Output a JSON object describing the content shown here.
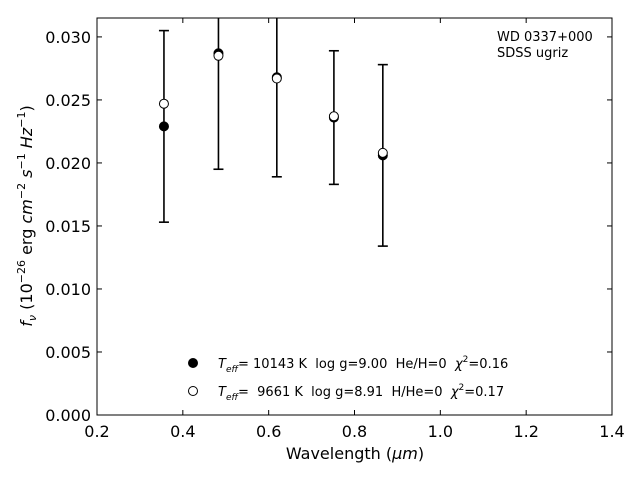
{
  "chart_data": {
    "type": "scatter",
    "xlabel_main": "Wavelength (",
    "xlabel_unit": "μm",
    "xlabel_close": ")",
    "ylabel_f": "f",
    "ylabel_sub": "ν",
    "ylabel_open": " (10",
    "ylabel_exp": "−26",
    "ylabel_erg": " erg ",
    "ylabel_cm": "cm",
    "ylabel_cmexp": "−2",
    "ylabel_s": " s",
    "ylabel_sexp": "−1",
    "ylabel_hz": " Hz",
    "ylabel_hzexp": "−1",
    "ylabel_close": ")",
    "xlim": [
      0.2,
      1.4
    ],
    "ylim": [
      0.0,
      0.0315
    ],
    "xticks": [
      "0.2",
      "0.4",
      "0.6",
      "0.8",
      "1.0",
      "1.2",
      "1.4"
    ],
    "yticks": [
      "0.000",
      "0.005",
      "0.010",
      "0.015",
      "0.020",
      "0.025",
      "0.030"
    ],
    "annotation_lines": [
      "WD 0337+000",
      "SDSS ugriz"
    ],
    "observed": {
      "x": [
        0.356,
        0.483,
        0.619,
        0.752,
        0.866
      ],
      "y": [
        0.0229,
        0.0287,
        0.0268,
        0.0236,
        0.0206
      ],
      "err": [
        0.0076,
        0.0092,
        0.0079,
        0.0053,
        0.0072
      ]
    },
    "series": [
      {
        "name": "Teff= 10143 K log g=9.00 He/H=0 χ2=0.16",
        "marker": "filled",
        "x": [
          0.356,
          0.483,
          0.619,
          0.752,
          0.866
        ],
        "y": [
          0.0229,
          0.0287,
          0.0268,
          0.0236,
          0.0206
        ]
      },
      {
        "name": "Teff= 9661 K log g=8.91 H/He=0 χ2=0.17",
        "marker": "open",
        "x": [
          0.356,
          0.483,
          0.619,
          0.752,
          0.866
        ],
        "y": [
          0.0247,
          0.0285,
          0.0267,
          0.0237,
          0.0208
        ]
      }
    ],
    "legend": [
      {
        "T": "T",
        "Tsub": "eff",
        "rest": "= 10143 K  log g=9.00  He/H=0  ",
        "chi": "χ",
        "chiexp": "2",
        "chival": "=0.16"
      },
      {
        "T": "T",
        "Tsub": "eff",
        "rest": "=  9661 K  log g=8.91  H/He=0  ",
        "chi": "χ",
        "chiexp": "2",
        "chival": "=0.17"
      }
    ]
  }
}
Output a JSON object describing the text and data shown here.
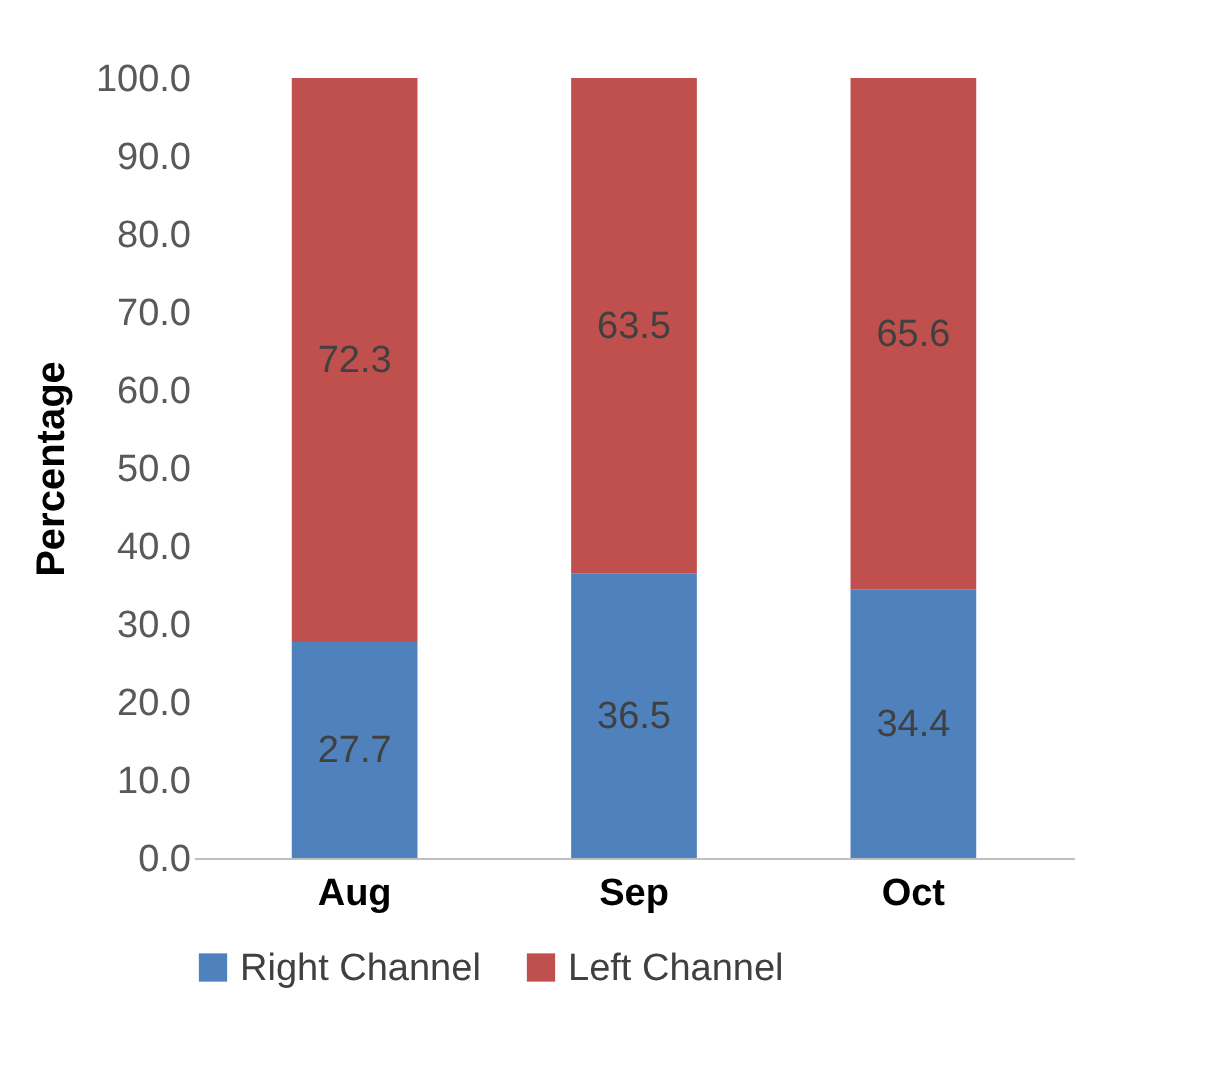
{
  "chart_data": {
    "type": "bar",
    "stacked": true,
    "ylabel": "Percentage",
    "categories": [
      "Aug",
      "Sep",
      "Oct"
    ],
    "series": [
      {
        "name": "Right Channel",
        "color": "#4f81bd",
        "values": [
          27.7,
          36.5,
          34.4
        ]
      },
      {
        "name": "Left Channel",
        "color": "#c0504d",
        "values": [
          72.3,
          63.5,
          65.6
        ]
      }
    ],
    "ylim": [
      0,
      100
    ],
    "yticks": [
      {
        "value": 0,
        "label": "0.0"
      },
      {
        "value": 10,
        "label": "10.0"
      },
      {
        "value": 20,
        "label": "20.0"
      },
      {
        "value": 30,
        "label": "30.0"
      },
      {
        "value": 40,
        "label": "40.0"
      },
      {
        "value": 50,
        "label": "50.0"
      },
      {
        "value": 60,
        "label": "60.0"
      },
      {
        "value": 70,
        "label": "70.0"
      },
      {
        "value": 80,
        "label": "80.0"
      },
      {
        "value": 90,
        "label": "90.0"
      },
      {
        "value": 100,
        "label": "100.0"
      }
    ],
    "data_labels": true,
    "grid": false,
    "legend": "bottom"
  }
}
****************************************
### What is required
Only the number is wanted: how many lines in the entries above contain the word "Output"?

### Reply to the exercise
2